Task requirements ▸ Copy out the data below as written; omit any images.

Information supplied ▸
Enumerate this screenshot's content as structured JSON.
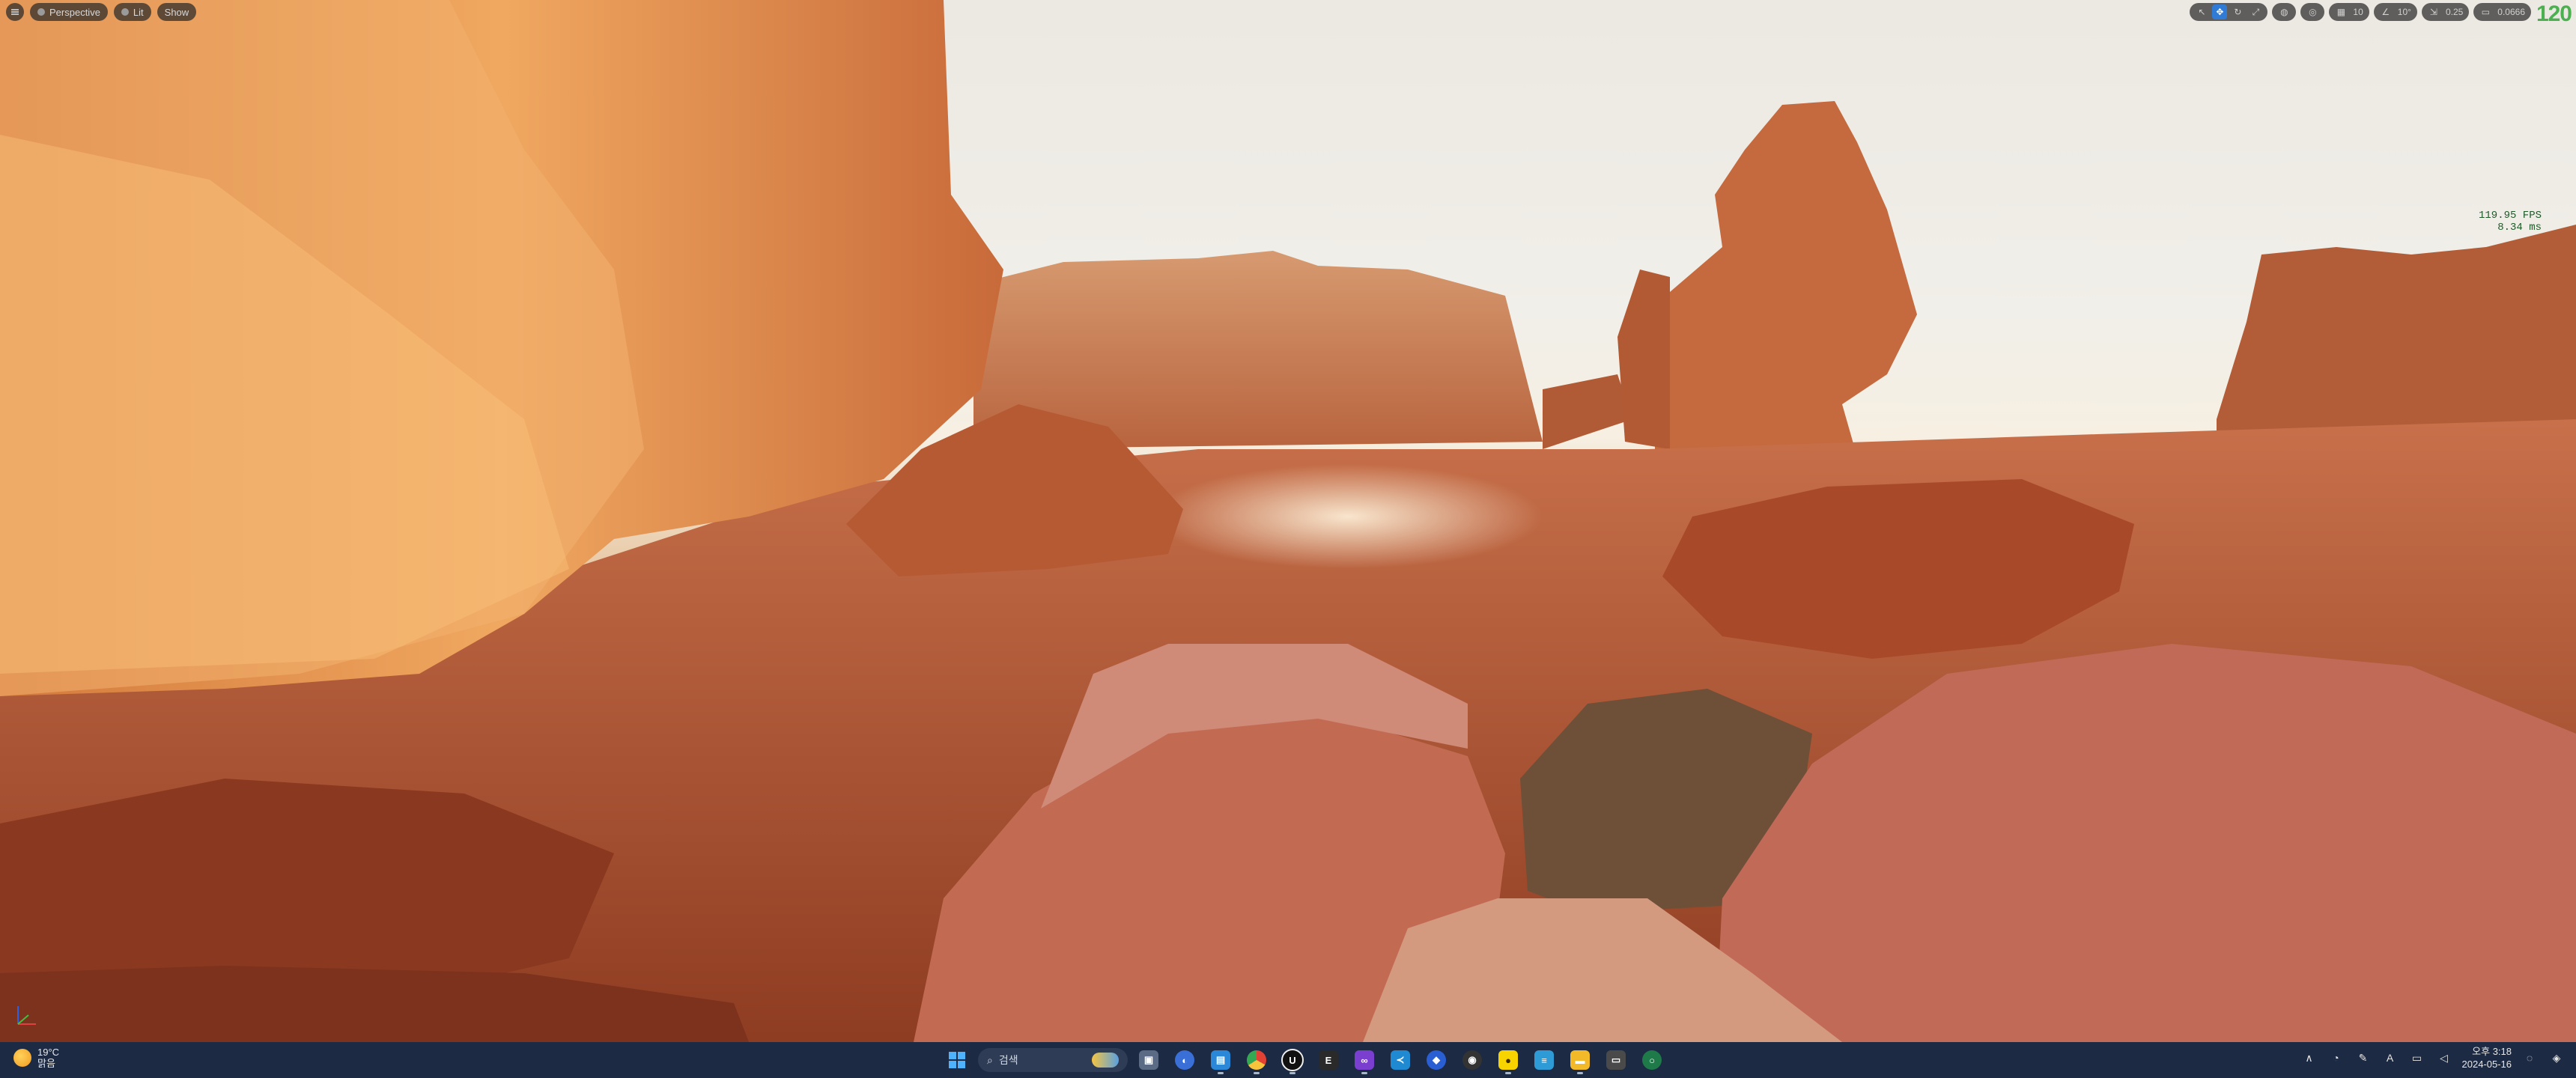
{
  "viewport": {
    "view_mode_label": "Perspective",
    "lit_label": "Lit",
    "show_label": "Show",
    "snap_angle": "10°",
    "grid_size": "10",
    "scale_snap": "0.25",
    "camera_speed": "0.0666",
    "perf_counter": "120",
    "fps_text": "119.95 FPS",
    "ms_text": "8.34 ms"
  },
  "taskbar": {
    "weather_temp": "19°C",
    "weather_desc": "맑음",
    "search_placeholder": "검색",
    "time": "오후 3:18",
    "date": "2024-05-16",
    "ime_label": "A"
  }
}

Answer for the task ▸
Enumerate this screenshot's content as structured JSON.
{
  "viewport": {
    "view_mode_label": "Perspective",
    "lit_label": "Lit",
    "show_label": "Show",
    "snap_angle": "10°",
    "grid_size": "10",
    "scale_snap": "0.25",
    "camera_speed": "0.0666",
    "perf_counter": "120",
    "fps_text": "119.95 FPS",
    "ms_text": "8.34 ms"
  },
  "taskbar": {
    "weather_temp": "19°C",
    "weather_desc": "맑음",
    "search_placeholder": "검색",
    "time": "오후 3:18",
    "date": "2024-05-16",
    "ime_label": "A"
  }
}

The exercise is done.